• TASK STATEMENT:
Search the records for "this". Copy every line where it appears.

───── SUPPLIED DATA

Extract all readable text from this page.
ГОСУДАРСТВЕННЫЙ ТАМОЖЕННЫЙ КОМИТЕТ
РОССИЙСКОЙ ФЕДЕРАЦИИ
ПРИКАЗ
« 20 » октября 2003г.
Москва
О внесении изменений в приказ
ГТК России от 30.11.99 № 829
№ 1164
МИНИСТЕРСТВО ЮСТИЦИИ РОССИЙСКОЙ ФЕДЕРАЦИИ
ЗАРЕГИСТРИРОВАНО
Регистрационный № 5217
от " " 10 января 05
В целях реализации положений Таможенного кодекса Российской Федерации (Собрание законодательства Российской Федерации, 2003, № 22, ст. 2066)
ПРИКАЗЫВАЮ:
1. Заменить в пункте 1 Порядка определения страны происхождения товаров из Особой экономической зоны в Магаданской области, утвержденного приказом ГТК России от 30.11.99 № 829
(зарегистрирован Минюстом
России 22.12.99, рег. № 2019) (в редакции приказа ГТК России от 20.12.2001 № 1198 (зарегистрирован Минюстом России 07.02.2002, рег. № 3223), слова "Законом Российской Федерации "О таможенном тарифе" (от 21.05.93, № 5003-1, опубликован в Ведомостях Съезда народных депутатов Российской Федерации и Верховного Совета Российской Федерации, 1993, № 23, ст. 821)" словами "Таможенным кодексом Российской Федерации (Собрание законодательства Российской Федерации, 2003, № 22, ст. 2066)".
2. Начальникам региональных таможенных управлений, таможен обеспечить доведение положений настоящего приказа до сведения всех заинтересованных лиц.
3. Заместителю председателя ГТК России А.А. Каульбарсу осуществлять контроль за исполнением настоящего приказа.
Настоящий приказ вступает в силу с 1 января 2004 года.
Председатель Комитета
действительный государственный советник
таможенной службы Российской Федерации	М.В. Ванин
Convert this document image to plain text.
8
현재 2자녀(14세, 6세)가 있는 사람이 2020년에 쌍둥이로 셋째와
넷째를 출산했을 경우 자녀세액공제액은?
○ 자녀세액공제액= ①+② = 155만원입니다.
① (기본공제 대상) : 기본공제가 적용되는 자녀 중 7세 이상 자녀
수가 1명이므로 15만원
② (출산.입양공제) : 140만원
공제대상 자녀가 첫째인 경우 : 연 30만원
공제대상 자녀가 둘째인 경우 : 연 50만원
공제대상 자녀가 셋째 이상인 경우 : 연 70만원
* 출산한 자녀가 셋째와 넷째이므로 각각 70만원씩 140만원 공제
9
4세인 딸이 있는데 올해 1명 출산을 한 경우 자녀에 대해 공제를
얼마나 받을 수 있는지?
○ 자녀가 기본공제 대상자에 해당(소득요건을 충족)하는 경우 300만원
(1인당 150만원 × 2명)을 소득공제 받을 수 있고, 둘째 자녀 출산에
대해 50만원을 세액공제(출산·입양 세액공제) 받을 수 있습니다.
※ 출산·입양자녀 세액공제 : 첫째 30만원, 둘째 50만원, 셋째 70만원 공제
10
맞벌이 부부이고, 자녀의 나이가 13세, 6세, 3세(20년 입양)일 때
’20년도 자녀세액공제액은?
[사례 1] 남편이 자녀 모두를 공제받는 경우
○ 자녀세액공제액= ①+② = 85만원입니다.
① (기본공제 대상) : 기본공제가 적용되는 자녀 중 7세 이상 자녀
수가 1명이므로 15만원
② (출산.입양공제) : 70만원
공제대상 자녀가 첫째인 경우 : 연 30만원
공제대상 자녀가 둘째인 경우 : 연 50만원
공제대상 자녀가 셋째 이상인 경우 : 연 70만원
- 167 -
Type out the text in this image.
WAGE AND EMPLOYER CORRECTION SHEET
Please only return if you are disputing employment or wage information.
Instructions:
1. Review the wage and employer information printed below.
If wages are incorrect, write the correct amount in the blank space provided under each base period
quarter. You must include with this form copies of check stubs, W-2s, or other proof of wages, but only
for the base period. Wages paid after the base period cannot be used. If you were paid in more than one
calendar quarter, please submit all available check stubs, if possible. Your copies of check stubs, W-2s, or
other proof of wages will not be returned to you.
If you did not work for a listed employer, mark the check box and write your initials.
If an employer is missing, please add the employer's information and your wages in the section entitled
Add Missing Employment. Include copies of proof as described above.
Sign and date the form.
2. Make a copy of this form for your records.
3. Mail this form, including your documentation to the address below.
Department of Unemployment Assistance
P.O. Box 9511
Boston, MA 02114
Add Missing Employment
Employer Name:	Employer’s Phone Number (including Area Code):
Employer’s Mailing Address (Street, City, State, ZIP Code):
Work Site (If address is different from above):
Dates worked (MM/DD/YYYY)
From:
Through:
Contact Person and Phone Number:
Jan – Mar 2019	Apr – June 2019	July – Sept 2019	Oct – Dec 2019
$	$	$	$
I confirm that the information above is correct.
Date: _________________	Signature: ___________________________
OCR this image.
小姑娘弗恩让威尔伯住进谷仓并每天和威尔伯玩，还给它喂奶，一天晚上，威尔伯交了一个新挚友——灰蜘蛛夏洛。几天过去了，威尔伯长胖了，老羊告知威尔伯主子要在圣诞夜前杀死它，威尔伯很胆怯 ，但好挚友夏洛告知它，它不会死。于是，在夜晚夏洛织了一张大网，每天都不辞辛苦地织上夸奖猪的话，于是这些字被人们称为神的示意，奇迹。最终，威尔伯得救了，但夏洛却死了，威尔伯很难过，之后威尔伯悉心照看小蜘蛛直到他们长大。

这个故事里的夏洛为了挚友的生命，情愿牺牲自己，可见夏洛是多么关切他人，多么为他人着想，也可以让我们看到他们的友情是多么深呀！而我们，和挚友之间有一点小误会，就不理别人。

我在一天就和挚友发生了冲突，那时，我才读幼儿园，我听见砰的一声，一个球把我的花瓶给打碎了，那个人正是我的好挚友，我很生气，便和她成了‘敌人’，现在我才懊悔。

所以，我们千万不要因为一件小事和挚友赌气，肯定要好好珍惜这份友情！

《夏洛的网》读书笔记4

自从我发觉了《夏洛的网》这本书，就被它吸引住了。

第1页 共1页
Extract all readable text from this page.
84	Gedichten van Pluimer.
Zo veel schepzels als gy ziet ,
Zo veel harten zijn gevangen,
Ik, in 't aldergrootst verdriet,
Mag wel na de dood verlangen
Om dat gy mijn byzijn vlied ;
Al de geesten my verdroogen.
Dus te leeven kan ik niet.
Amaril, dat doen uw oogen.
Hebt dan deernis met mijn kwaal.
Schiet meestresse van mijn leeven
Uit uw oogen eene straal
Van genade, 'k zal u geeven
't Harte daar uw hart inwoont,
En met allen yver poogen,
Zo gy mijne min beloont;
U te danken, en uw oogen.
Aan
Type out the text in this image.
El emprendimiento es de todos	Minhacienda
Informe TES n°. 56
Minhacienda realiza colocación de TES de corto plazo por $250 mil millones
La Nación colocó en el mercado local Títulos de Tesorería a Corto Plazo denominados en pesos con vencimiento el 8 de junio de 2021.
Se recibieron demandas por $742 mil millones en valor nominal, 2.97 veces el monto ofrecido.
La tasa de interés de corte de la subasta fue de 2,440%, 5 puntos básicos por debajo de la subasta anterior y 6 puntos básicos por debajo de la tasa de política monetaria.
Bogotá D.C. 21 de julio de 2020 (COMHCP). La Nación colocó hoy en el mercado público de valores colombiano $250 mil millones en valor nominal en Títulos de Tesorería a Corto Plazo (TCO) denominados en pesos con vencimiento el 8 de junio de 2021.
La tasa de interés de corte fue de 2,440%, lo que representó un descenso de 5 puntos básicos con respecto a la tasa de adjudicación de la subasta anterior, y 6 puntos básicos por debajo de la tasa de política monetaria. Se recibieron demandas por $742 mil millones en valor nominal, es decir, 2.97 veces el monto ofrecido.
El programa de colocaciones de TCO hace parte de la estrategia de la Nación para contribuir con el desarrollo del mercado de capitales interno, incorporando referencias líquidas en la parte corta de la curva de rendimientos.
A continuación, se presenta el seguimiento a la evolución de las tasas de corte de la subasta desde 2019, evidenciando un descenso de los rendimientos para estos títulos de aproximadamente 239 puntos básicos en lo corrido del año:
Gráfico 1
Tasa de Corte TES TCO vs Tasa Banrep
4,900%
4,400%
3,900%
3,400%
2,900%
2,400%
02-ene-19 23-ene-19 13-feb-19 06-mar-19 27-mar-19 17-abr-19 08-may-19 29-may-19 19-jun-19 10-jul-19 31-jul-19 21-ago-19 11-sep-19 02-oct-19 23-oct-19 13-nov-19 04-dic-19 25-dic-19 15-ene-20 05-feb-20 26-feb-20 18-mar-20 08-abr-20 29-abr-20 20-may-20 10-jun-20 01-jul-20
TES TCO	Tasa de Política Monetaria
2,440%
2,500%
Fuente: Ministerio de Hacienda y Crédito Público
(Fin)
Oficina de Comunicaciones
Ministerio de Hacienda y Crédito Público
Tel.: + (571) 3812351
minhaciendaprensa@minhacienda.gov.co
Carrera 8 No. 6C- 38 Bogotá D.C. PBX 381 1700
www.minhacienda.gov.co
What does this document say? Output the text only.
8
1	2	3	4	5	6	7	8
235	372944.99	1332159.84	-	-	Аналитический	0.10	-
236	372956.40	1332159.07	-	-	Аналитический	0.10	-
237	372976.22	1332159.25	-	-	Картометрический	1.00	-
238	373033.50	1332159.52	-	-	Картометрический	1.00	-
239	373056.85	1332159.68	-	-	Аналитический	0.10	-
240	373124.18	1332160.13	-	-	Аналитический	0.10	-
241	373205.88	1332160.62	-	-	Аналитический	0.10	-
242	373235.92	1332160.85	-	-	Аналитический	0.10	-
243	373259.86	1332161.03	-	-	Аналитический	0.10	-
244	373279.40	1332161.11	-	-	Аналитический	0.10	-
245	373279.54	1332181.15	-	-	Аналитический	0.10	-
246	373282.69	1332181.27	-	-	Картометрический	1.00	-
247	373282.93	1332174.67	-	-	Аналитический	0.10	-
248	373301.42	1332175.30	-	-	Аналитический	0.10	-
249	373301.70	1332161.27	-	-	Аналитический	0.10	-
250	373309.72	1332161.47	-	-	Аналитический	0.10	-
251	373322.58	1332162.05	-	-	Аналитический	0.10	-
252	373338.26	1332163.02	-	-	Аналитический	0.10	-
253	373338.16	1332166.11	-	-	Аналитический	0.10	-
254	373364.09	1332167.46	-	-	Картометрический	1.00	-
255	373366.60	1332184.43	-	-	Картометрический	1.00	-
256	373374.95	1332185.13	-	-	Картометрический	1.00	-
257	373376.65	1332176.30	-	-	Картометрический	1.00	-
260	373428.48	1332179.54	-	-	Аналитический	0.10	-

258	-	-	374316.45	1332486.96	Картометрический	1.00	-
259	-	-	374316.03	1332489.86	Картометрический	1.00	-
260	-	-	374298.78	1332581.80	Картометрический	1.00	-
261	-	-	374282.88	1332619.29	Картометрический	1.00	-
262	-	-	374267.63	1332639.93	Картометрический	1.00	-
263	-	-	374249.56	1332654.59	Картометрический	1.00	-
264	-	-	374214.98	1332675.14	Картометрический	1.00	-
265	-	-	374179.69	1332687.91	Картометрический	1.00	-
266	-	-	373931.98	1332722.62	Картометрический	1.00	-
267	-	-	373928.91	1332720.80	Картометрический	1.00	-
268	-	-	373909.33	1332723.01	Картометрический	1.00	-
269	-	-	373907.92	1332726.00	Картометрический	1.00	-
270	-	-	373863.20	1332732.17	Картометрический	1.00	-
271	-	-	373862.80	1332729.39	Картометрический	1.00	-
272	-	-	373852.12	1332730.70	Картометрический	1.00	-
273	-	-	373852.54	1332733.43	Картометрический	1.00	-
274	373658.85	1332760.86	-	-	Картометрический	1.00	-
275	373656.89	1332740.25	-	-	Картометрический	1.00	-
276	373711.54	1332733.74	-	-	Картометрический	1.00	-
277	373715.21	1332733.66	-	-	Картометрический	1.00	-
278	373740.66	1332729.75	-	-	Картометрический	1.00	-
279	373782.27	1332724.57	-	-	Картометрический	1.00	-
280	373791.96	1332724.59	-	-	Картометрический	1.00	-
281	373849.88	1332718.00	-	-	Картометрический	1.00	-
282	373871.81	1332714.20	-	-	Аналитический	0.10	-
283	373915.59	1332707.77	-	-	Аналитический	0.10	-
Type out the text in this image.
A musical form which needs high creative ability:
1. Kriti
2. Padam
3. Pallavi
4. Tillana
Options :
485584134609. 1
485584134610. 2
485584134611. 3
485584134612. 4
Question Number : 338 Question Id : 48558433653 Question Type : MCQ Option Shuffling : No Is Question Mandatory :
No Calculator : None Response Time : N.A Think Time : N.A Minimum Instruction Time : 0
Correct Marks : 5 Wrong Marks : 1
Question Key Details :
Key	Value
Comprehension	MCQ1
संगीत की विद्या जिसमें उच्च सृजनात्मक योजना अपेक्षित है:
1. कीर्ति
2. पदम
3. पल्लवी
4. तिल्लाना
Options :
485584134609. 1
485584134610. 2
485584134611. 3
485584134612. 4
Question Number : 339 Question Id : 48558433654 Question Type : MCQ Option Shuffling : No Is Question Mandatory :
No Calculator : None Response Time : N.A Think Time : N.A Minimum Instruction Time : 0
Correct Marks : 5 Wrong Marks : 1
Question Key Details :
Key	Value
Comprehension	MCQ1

──────────

• CORRECT RESULT:
Extract all readable text from this page.
Convert this document image to plain text.
Type out the text in this image.
quarter. You must include with this form copies of check stubs, W-2s, or other proof of wages, but only
2. Make a copy of this form for your records.
3. Mail this form, including your documentation to the address below.
OCR this image.
Extract all readable text from this page.
Type out the text in this image.
What does this document say? Output the text only.
Type out the text in this image.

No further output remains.